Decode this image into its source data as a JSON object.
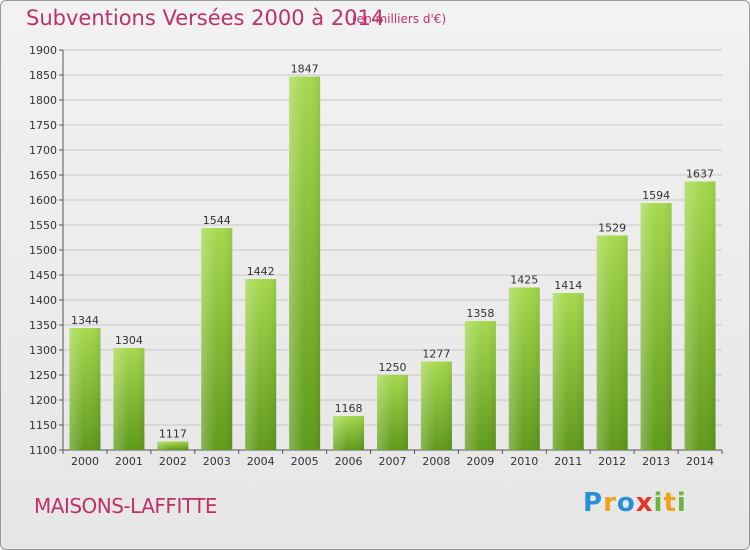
{
  "header": {
    "title": "Subventions Versées 2000 à 2014",
    "subtitle": "(en milliers d'€)"
  },
  "footer": {
    "commune": "MAISONS-LAFFITTE",
    "logo": "Proxiti"
  },
  "colors": {
    "title": "#c0306a",
    "bar_light": "#a6d94e",
    "bar_dark": "#5f9a1a"
  },
  "chart_data": {
    "type": "bar",
    "title": "Subventions Versées 2000 à 2014",
    "subtitle": "(en milliers d'€)",
    "xlabel": "",
    "ylabel": "",
    "categories": [
      "2000",
      "2001",
      "2002",
      "2003",
      "2004",
      "2005",
      "2006",
      "2007",
      "2008",
      "2009",
      "2010",
      "2011",
      "2012",
      "2013",
      "2014"
    ],
    "values": [
      1344,
      1304,
      1117,
      1544,
      1442,
      1847,
      1168,
      1250,
      1277,
      1358,
      1425,
      1414,
      1529,
      1594,
      1637
    ],
    "ylim": [
      1100,
      1900
    ],
    "yticks": [
      1100,
      1150,
      1200,
      1250,
      1300,
      1350,
      1400,
      1450,
      1500,
      1550,
      1600,
      1650,
      1700,
      1750,
      1800,
      1850,
      1900
    ],
    "grid": true,
    "legend": "none"
  }
}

====

#### [What is needed]
Search the records for the word "subtitle". Copy every line that has it.

#### [In response]
    "subtitle": "(en milliers d'€)"
    "subtitle": "(en milliers d'€)",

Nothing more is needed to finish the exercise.